Extracted entries:
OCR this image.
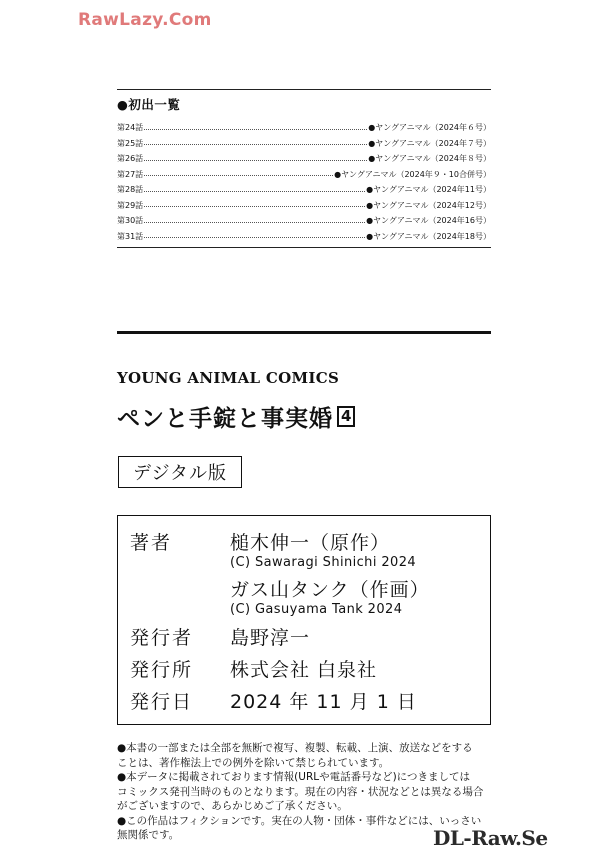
RawLazy.Com
●初出一覧
第24話	●ヤングアニマル（2024年６号）
第25話	●ヤングアニマル（2024年７号）
第26話	●ヤングアニマル（2024年８号）
第27話	●ヤングアニマル（2024年９・10合併号）
第28話	●ヤングアニマル（2024年11号）
第29話	●ヤングアニマル（2024年12号）
第30話	●ヤングアニマル（2024年16号）
第31話	●ヤングアニマル（2024年18号）
YOUNG ANIMAL COMICS
ペンと手錠と事実婚 4
デジタル版
著者	槌木伸一（原作）
(C) Sawaragi Shinichi 2024
ガス山タンク（作画）
(C) Gasuyama Tank 2024
発行者 島野淳一
発行所 株式会社 白泉社
発行日 2024 年 11 月 1 日

●本書の一部または全部を無断で複写、複製、転載、上演、放送などをする
ことは、著作権法上での例外を除いて禁じられています。

●本データに掲載されております情報(URLや電話番号など)につきましては
コミックス発刊当時のものとなります。現在の内容・状況などとは異なる場合
がございますので、あらかじめご了承ください。

●この作品はフィクションです。実在の人物・団体・事件などには、いっさい
無関係です。	DL-Raw.Se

Your task: The records above should be reproduced exactly, with no pictures included.

Exercise response:
OCR this image.
RawLazy.Com
●初出一覧
第24話	●ヤングアニマル（2024年６号）
第25話	●ヤングアニマル（2024年７号）
第26話	●ヤングアニマル（2024年８号）
第27話	●ヤングアニマル（2024年９・10合併号）
第28話	●ヤングアニマル（2024年11号）
第29話	●ヤングアニマル（2024年12号）
第30話	●ヤングアニマル（2024年16号）
第31話	●ヤングアニマル（2024年18号）
YOUNG ANIMAL COMICS
ペンと手錠と事実婚 4
デジタル版
著者	槌木伸一（原作）
(C) Sawaragi Shinichi 2024
ガス山タンク（作画）
(C) Gasuyama Tank 2024
発行者 島野淳一
発行所 株式会社 白泉社
発行日 2024 年 11 月 1 日

●本書の一部または全部を無断で複写、複製、転載、上演、放送などをする
ことは、著作権法上での例外を除いて禁じられています。

●本データに掲載されております情報(URLや電話番号など)につきましては
コミックス発刊当時のものとなります。現在の内容・状況などとは異なる場合
がございますので、あらかじめご了承ください。

●この作品はフィクションです。実在の人物・団体・事件などには、いっさい
無関係です。	DL-Raw.Se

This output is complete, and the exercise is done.